Repeat the full listing, word for word.

▶ **ITEMS**:
## start

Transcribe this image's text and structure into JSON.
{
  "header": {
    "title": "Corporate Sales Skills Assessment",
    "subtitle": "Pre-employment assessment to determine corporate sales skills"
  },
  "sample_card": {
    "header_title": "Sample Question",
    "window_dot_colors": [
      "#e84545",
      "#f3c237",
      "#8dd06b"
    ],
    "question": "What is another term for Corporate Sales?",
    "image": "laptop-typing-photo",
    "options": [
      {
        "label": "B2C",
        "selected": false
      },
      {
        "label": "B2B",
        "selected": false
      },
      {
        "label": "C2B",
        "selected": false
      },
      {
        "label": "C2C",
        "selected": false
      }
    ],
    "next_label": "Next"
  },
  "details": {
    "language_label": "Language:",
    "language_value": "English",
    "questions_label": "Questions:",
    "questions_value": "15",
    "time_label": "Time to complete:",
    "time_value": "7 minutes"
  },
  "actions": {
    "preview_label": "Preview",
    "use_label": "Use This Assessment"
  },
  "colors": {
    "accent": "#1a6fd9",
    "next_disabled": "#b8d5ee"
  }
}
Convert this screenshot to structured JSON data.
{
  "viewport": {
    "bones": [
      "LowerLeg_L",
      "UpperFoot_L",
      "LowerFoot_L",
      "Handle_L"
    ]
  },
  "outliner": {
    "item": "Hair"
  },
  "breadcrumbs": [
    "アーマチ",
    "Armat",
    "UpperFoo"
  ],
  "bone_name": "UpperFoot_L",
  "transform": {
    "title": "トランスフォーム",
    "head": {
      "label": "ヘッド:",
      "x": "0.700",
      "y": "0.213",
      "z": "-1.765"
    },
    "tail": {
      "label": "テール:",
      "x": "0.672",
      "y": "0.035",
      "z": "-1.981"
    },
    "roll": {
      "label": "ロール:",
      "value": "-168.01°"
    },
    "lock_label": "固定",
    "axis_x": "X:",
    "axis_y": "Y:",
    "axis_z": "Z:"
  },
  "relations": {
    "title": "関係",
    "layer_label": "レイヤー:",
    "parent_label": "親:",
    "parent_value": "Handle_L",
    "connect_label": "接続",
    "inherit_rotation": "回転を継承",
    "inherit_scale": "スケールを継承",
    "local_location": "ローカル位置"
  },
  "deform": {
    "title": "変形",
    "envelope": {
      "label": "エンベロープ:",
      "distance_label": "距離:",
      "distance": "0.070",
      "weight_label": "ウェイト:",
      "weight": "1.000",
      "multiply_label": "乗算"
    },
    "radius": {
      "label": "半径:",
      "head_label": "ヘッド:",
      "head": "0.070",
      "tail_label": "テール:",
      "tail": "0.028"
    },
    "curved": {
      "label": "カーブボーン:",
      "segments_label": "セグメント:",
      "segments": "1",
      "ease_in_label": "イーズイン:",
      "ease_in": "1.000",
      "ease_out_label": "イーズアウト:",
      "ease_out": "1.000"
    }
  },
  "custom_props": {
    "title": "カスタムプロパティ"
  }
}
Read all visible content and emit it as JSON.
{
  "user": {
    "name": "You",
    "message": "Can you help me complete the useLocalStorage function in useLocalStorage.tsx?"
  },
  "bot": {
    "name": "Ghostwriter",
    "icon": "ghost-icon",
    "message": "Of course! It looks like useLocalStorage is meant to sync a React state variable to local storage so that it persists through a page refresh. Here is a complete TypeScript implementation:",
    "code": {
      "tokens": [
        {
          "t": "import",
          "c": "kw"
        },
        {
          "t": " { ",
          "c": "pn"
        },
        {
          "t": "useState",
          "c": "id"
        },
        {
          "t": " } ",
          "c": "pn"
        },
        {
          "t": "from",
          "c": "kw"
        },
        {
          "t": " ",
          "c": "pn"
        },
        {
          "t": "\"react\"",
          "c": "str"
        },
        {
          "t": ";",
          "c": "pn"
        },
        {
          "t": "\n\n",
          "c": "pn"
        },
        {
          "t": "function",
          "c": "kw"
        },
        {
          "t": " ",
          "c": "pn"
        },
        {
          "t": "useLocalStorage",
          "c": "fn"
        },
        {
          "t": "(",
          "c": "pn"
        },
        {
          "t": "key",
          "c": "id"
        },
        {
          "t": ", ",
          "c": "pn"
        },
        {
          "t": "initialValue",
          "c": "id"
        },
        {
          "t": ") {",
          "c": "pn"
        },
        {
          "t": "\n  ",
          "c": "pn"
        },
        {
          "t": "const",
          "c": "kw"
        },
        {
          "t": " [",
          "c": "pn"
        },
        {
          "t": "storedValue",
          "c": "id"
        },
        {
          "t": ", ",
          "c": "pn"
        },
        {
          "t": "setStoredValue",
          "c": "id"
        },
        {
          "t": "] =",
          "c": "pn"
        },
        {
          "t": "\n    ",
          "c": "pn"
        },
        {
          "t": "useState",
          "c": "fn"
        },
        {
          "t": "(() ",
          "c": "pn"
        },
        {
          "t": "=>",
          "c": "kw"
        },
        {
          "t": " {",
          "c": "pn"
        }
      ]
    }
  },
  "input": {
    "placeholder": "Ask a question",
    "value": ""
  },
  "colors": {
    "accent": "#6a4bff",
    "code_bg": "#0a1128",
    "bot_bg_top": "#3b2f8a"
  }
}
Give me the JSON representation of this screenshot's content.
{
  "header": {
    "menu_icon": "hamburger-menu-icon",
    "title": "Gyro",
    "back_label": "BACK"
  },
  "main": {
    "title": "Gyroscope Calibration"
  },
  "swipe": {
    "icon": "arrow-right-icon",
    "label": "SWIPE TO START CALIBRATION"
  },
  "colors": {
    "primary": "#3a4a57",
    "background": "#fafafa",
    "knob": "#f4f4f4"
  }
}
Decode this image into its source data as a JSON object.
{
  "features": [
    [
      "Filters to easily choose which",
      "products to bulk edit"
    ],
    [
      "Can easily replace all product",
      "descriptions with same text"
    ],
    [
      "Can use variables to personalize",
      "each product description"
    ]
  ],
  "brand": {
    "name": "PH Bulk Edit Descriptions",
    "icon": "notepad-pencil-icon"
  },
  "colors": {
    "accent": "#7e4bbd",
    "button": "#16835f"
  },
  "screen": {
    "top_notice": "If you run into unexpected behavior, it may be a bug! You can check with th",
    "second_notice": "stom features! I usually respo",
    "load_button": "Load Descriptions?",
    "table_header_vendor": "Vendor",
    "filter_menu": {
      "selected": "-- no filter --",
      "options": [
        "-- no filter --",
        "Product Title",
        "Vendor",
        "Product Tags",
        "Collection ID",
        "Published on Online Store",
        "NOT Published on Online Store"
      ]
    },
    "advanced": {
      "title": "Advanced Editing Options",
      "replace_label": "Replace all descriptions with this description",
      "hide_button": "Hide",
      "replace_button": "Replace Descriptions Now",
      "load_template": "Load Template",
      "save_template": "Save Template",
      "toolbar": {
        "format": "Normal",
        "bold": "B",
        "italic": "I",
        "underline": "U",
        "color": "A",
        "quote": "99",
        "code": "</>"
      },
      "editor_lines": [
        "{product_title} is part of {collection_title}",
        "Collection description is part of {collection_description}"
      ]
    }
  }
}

## end

▶ **SOLUTION TO THIS PROBLEM**:
Transcribe this image's text and structure into JSON.
{
  "header": {
    "title": "Corporate Sales Skills Assessment",
    "subtitle": "Pre-employment assessment to determine corporate sales skills"
  },
  "sample_card": {
    "header_title": "Sample Question",
    "window_dot_colors": [
      "#e84545",
      "#f3c237",
      "#8dd06b"
    ],
    "question": "What is another term for Corporate Sales?",
    "image": "laptop-typing-photo",
    "options": [
      {
        "label": "B2C",
        "selected": false
      },
      {
        "label": "B2B",
        "selected": false
      },
      {
        "label": "C2B",
        "selected": false
      },
      {
        "label": "C2C",
        "selected": false
      }
    ],
    "next_label": "Next"
  },
  "details": {
    "language_label": "Language:",
    "language_value": "English",
    "questions_label": "Questions:",
    "questions_value": "15",
    "time_label": "Time to complete:",
    "time_value": "7 minutes"
  },
  "actions": {
    "preview_label": "Preview",
    "use_label": "Use This Assessment"
  },
  "colors": {
    "accent": "#1a6fd9",
    "next_disabled": "#b8d5ee"
  }
}
Convert this screenshot to structured JSON data.
{
  "viewport": {
    "bones": [
      "LowerLeg_L",
      "UpperFoot_L",
      "LowerFoot_L",
      "Handle_L"
    ]
  },
  "outliner": {
    "item": "Hair"
  },
  "breadcrumbs": [
    "アーマチ",
    "Armat",
    "UpperFoo"
  ],
  "bone_name": "UpperFoot_L",
  "transform": {
    "title": "トランスフォーム",
    "head": {
      "label": "ヘッド:",
      "x": "0.700",
      "y": "0.213",
      "z": "-1.765"
    },
    "tail": {
      "label": "テール:",
      "x": "0.672",
      "y": "0.035",
      "z": "-1.981"
    },
    "roll": {
      "label": "ロール:",
      "value": "-168.01°"
    },
    "lock_label": "固定",
    "axis_x": "X:",
    "axis_y": "Y:",
    "axis_z": "Z:"
  },
  "relations": {
    "title": "関係",
    "layer_label": "レイヤー:",
    "parent_label": "親:",
    "parent_value": "Handle_L",
    "connect_label": "接続",
    "inherit_rotation": "回転を継承",
    "inherit_scale": "スケールを継承",
    "local_location": "ローカル位置"
  },
  "deform": {
    "title": "変形",
    "envelope": {
      "label": "エンベロープ:",
      "distance_label": "距離:",
      "distance": "0.070",
      "weight_label": "ウェイト:",
      "weight": "1.000",
      "multiply_label": "乗算"
    },
    "radius": {
      "label": "半径:",
      "head_label": "ヘッド:",
      "head": "0.070",
      "tail_label": "テール:",
      "tail": "0.028"
    },
    "curved": {
      "label": "カーブボーン:",
      "segments_label": "セグメント:",
      "segments": "1",
      "ease_in_label": "イーズイン:",
      "ease_in": "1.000",
      "ease_out_label": "イーズアウト:",
      "ease_out": "1.000"
    }
  },
  "custom_props": {
    "title": "カスタムプロパティ"
  }
}
Read all visible content and emit it as JSON.
{
  "user": {
    "name": "You",
    "message": "Can you help me complete the useLocalStorage function in useLocalStorage.tsx?"
  },
  "bot": {
    "name": "Ghostwriter",
    "icon": "ghost-icon",
    "message": "Of course! It looks like useLocalStorage is meant to sync a React state variable to local storage so that it persists through a page refresh. Here is a complete TypeScript implementation:",
    "code": {
      "tokens": [
        {
          "t": "import",
          "c": "kw"
        },
        {
          "t": " { ",
          "c": "pn"
        },
        {
          "t": "useState",
          "c": "id"
        },
        {
          "t": " } ",
          "c": "pn"
        },
        {
          "t": "from",
          "c": "kw"
        },
        {
          "t": " ",
          "c": "pn"
        },
        {
          "t": "\"react\"",
          "c": "str"
        },
        {
          "t": ";",
          "c": "pn"
        },
        {
          "t": "\n\n",
          "c": "pn"
        },
        {
          "t": "function",
          "c": "kw"
        },
        {
          "t": " ",
          "c": "pn"
        },
        {
          "t": "useLocalStorage",
          "c": "fn"
        },
        {
          "t": "(",
          "c": "pn"
        },
        {
          "t": "key",
          "c": "id"
        },
        {
          "t": ", ",
          "c": "pn"
        },
        {
          "t": "initialValue",
          "c": "id"
        },
        {
          "t": ") {",
          "c": "pn"
        },
        {
          "t": "\n  ",
          "c": "pn"
        },
        {
          "t": "const",
          "c": "kw"
        },
        {
          "t": " [",
          "c": "pn"
        },
        {
          "t": "storedValue",
          "c": "id"
        },
        {
          "t": ", ",
          "c": "pn"
        },
        {
          "t": "setStoredValue",
          "c": "id"
        },
        {
          "t": "] =",
          "c": "pn"
        },
        {
          "t": "\n    ",
          "c": "pn"
        },
        {
          "t": "useState",
          "c": "fn"
        },
        {
          "t": "(() ",
          "c": "pn"
        },
        {
          "t": "=>",
          "c": "kw"
        },
        {
          "t": " {",
          "c": "pn"
        }
      ]
    }
  },
  "input": {
    "placeholder": "Ask a question",
    "value": ""
  },
  "colors": {
    "accent": "#6a4bff",
    "code_bg": "#0a1128",
    "bot_bg_top": "#3b2f8a"
  }
}
Give me the JSON representation of this screenshot's content.
{
  "header": {
    "menu_icon": "hamburger-menu-icon",
    "title": "Gyro",
    "back_label": "BACK"
  },
  "main": {
    "title": "Gyroscope Calibration"
  },
  "swipe": {
    "icon": "arrow-right-icon",
    "label": "SWIPE TO START CALIBRATION"
  },
  "colors": {
    "primary": "#3a4a57",
    "background": "#fafafa",
    "knob": "#f4f4f4"
  }
}
Decode this image into its source data as a JSON object.
{
  "features": [
    [
      "Filters to easily choose which",
      "products to bulk edit"
    ],
    [
      "Can easily replace all product",
      "descriptions with same text"
    ],
    [
      "Can use variables to personalize",
      "each product description"
    ]
  ],
  "brand": {
    "name": "PH Bulk Edit Descriptions",
    "icon": "notepad-pencil-icon"
  },
  "colors": {
    "accent": "#7e4bbd",
    "button": "#16835f"
  },
  "screen": {
    "top_notice": "If you run into unexpected behavior, it may be a bug! You can check with th",
    "second_notice": "stom features! I usually respo",
    "load_button": "Load Descriptions?",
    "table_header_vendor": "Vendor",
    "filter_menu": {
      "selected": "-- no filter --",
      "options": [
        "-- no filter --",
        "Product Title",
        "Vendor",
        "Product Tags",
        "Collection ID",
        "Published on Online Store",
        "NOT Published on Online Store"
      ]
    },
    "advanced": {
      "title": "Advanced Editing Options",
      "replace_label": "Replace all descriptions with this description",
      "hide_button": "Hide",
      "replace_button": "Replace Descriptions Now",
      "load_template": "Load Template",
      "save_template": "Save Template",
      "toolbar": {
        "format": "Normal",
        "bold": "B",
        "italic": "I",
        "underline": "U",
        "color": "A",
        "quote": "99",
        "code": "</>"
      },
      "editor_lines": [
        "{product_title} is part of {collection_title}",
        "Collection description is part of {collection_description}"
      ]
    }
  }
}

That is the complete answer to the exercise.